▸ **MATERIAL FOR THIS TASK**:
------------------------------

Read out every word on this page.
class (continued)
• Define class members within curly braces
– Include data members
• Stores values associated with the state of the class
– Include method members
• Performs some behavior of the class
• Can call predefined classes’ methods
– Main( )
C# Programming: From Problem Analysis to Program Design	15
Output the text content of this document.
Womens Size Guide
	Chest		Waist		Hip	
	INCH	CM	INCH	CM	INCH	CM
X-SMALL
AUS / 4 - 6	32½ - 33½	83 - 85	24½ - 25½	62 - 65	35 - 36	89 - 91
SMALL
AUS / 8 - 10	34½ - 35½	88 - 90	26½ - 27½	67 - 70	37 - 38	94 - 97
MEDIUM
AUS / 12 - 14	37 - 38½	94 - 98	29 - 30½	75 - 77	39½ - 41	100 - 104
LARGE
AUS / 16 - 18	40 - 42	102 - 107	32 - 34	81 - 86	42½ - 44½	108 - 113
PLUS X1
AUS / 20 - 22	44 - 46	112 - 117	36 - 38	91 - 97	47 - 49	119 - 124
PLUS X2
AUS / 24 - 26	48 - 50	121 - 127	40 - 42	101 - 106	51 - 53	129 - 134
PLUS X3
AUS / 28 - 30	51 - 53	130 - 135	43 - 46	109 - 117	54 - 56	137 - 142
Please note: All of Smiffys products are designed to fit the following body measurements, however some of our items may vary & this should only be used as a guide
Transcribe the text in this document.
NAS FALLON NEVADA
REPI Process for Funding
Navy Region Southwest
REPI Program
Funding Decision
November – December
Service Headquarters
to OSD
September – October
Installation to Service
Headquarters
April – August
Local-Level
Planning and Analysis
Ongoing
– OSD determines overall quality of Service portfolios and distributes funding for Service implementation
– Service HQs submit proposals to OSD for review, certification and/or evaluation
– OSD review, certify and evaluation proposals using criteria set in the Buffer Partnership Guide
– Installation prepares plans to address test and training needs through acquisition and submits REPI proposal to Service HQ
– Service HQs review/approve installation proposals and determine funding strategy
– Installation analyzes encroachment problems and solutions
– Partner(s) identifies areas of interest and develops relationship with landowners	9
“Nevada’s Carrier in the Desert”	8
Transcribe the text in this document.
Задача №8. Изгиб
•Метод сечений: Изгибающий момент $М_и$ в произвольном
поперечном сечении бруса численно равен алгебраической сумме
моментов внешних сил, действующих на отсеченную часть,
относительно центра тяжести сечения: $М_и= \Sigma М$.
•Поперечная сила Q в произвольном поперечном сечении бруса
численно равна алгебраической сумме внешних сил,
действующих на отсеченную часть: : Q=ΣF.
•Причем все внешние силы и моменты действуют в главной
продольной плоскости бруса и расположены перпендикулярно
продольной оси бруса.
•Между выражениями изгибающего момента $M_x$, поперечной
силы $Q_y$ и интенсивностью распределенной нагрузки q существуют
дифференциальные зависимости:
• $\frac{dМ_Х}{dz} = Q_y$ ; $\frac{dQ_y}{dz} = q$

------------------------------

▸ **WHAT IS EXPECTED**: Look through the entries above and list every line containing "бруса".

▸ **SOLUTION TO THIS TASK**:
поперечном сечении бруса численно равен алгебраической сумме
•Поперечная сила Q в произвольном поперечном сечении бруса
продольной плоскости бруса и расположены перпендикулярно
продольной оси бруса.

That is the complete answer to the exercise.